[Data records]
::::
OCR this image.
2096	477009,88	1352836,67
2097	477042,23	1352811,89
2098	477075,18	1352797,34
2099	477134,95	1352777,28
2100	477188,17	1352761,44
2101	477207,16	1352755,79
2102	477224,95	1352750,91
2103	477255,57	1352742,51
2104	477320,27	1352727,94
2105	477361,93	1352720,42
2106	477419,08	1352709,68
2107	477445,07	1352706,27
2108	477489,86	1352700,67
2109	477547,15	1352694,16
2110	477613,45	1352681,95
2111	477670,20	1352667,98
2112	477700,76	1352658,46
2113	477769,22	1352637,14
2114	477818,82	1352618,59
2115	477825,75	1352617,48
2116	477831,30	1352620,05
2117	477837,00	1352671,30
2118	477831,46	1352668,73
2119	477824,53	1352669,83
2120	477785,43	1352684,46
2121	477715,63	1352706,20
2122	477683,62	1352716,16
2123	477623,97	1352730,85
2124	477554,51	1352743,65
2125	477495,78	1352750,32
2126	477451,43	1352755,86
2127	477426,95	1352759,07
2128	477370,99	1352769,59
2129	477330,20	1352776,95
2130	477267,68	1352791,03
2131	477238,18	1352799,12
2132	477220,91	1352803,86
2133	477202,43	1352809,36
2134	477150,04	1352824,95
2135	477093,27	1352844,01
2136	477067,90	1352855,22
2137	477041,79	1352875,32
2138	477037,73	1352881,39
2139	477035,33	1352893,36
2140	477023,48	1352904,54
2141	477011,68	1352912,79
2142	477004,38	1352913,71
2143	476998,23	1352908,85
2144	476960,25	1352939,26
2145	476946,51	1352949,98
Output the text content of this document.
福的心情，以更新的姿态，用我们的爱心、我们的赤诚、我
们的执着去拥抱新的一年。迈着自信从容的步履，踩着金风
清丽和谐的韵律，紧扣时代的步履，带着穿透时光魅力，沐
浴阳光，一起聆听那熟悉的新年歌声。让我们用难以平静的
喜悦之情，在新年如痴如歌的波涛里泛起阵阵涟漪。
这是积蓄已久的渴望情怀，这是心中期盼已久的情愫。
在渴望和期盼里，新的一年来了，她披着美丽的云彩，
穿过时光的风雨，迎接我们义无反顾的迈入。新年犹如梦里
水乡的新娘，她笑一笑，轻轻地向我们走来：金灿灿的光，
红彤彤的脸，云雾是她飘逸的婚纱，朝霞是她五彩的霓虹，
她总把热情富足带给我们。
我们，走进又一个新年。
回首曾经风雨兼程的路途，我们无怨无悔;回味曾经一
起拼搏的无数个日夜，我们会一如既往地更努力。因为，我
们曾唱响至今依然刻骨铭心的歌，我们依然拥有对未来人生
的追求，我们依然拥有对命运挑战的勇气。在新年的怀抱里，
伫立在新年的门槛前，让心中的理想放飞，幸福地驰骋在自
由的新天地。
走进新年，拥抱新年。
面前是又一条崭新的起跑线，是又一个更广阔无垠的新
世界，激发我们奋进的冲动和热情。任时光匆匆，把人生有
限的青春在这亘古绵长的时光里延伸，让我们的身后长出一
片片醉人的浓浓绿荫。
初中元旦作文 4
::::
Copy out every line of the listing that contains the string "this".

**Response**
OCR this image.
Output the text content of this document.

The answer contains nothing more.